◆ **DESAFÍO**
Reproduce sin cambios el pasaje del texto sobre la democracia en España que comienza con las palabras "Ha llegado España" y termina después de "definitiva, más Democracia.".

◆ **FRAGMENTO DEL DOCUMENTO**
+ + + + +

«Si el hombre es en sí un bien y no puede obrar rectamente sino cuando quiere, síguese que por necesidad ha de gozar del libre albedrío (…) Si el hombre no estuviera dotado de voluntad libre, sería injusto el castigo e injusto sería también el premio. Mas por necesidad ha debido haber Justicia (…) Luego era preciso que Dios dotara al hombre del Libre albedrío» (Del Libre Albedrío, S. Agustín de Hipona)
Ha llegado España a un momento trascendental en su Historia: la necesidad de reformar el pacto social que nos dimos en la Constitución de 1978. El día 2 de Junio, tras la abdicación del Rey constitucional Juan Carlos de Borbón, fue el ocaso definitivo del proceso de la Transición. Y llega en un momento de plena convulsión. Tras las elecciones europeas del 25 de Mayo, la ciudadanía dejó claro que no está muy convencida de la pervivencia de ese modelo; que es necesario avanzar, juntos, a una nueva forma que exige más transparencia, más participación; en definitiva, más Democracia.
Pero como todo, en este país, estos anhelos bien parecieran una tormenta de verano: breve pero intensa, una pequeña barca mecida por las aguas en el Mar de Tiberíades. Nos hablan de una “Democracia Real” de carácter asambleario, autorreferente. Una Democracia Real de acampada y altavoz. No es mi intención criticar el derecho a manifestación pacífica y sin armas ni el derecho a la manifestación, pues considero que son banderas necesarias en el sistema constitucional actual y que deberán seguir estando vigentes como máximas del Estado de Derecho en el nuevo Contrato Social que nacerá de este tiempo.
Sin embargo invitará a la reflexión ¿Cuál es la Democracia que queremos?
Todo aquel que haya cursado estudios en Derecho, conocerá el Volksgeist, que decía Savigny. La ley (y por tanto, también su Constitución) como expresión de la voluntad del pueblo. Pareciera que esta es una buena definición de democracia. Sin embargo ¿Qué es el Pueblo?

+ + + + +

◆ **LISTADO PROPORCIONADO**
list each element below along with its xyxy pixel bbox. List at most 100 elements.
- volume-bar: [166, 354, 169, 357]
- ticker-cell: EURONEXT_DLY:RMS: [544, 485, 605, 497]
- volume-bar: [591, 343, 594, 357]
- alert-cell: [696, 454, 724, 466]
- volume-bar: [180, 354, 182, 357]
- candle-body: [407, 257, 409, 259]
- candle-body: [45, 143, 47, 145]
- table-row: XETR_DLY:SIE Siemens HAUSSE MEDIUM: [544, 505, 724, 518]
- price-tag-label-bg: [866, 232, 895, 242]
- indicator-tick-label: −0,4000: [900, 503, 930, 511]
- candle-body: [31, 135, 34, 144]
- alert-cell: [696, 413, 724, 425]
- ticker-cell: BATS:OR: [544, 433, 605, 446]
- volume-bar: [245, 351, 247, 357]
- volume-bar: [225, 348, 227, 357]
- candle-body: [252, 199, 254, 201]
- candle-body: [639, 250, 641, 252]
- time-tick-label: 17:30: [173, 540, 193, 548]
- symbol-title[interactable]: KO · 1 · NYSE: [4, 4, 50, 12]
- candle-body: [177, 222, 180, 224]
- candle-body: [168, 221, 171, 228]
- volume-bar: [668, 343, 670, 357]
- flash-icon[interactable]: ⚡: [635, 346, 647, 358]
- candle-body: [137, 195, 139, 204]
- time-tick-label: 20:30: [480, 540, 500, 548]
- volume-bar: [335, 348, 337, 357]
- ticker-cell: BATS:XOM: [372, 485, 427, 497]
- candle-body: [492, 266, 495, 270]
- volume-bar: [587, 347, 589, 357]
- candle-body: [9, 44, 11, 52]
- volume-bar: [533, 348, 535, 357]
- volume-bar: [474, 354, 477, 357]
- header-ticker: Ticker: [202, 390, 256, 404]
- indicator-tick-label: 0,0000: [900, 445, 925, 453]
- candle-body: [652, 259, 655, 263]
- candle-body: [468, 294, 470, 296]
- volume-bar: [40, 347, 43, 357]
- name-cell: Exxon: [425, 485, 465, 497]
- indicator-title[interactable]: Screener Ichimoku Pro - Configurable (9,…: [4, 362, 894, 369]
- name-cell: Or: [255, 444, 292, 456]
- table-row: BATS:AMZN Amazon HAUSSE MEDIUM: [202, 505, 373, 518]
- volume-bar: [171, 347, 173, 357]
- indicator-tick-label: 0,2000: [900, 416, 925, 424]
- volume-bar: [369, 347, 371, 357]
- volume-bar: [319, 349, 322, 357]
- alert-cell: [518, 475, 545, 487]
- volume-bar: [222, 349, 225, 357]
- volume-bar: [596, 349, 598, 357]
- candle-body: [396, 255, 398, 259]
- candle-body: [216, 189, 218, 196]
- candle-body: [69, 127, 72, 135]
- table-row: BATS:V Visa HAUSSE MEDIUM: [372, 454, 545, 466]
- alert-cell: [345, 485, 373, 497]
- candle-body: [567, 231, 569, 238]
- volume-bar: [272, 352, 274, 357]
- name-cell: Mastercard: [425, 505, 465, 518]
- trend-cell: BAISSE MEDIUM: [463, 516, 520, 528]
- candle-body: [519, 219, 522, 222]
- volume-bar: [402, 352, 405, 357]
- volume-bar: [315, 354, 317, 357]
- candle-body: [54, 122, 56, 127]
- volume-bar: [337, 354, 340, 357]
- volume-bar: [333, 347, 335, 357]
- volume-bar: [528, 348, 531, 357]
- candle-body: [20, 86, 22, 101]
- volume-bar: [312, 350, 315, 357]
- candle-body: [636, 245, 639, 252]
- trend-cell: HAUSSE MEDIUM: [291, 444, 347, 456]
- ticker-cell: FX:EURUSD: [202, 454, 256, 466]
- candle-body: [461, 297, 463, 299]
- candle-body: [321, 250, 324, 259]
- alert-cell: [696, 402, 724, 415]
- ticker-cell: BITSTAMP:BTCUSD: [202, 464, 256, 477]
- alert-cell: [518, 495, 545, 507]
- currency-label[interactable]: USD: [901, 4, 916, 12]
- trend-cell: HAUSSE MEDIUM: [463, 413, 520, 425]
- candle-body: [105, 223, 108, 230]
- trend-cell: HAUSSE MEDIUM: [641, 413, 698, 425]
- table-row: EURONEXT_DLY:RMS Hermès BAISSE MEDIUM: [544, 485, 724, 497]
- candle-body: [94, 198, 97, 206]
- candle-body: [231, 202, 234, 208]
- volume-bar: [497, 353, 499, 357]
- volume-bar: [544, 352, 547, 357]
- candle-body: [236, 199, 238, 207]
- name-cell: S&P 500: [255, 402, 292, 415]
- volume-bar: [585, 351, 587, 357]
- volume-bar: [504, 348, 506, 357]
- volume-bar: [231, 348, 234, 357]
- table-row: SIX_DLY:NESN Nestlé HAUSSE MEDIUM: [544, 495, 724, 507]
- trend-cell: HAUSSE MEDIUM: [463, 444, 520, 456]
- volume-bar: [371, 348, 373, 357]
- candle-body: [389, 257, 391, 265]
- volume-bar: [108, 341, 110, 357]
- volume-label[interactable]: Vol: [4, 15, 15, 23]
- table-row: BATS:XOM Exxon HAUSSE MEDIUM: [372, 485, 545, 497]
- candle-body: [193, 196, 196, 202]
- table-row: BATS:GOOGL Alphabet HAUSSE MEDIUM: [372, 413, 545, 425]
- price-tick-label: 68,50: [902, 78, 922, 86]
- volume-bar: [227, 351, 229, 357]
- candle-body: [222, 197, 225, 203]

+ + + + +

◆ **RESPUESTA**
Ha llegado España a un momento trascendental en su Historia: la necesidad de reformar el pacto social que nos dimos en la Constitución de 1978. El día 2 de Junio, tras la abdicación del Rey constitucional Juan Carlos de Borbón, fue el ocaso definitivo del proceso de la Transición. Y llega en un momento de plena convulsión. Tras las elecciones europeas del 25 de Mayo, la ciudadanía dejó claro que no está muy convencida de la pervivencia de ese modelo; que es necesario avanzar, juntos, a una nueva forma que exige más transparencia, más participación; en definitiva, más Democracia.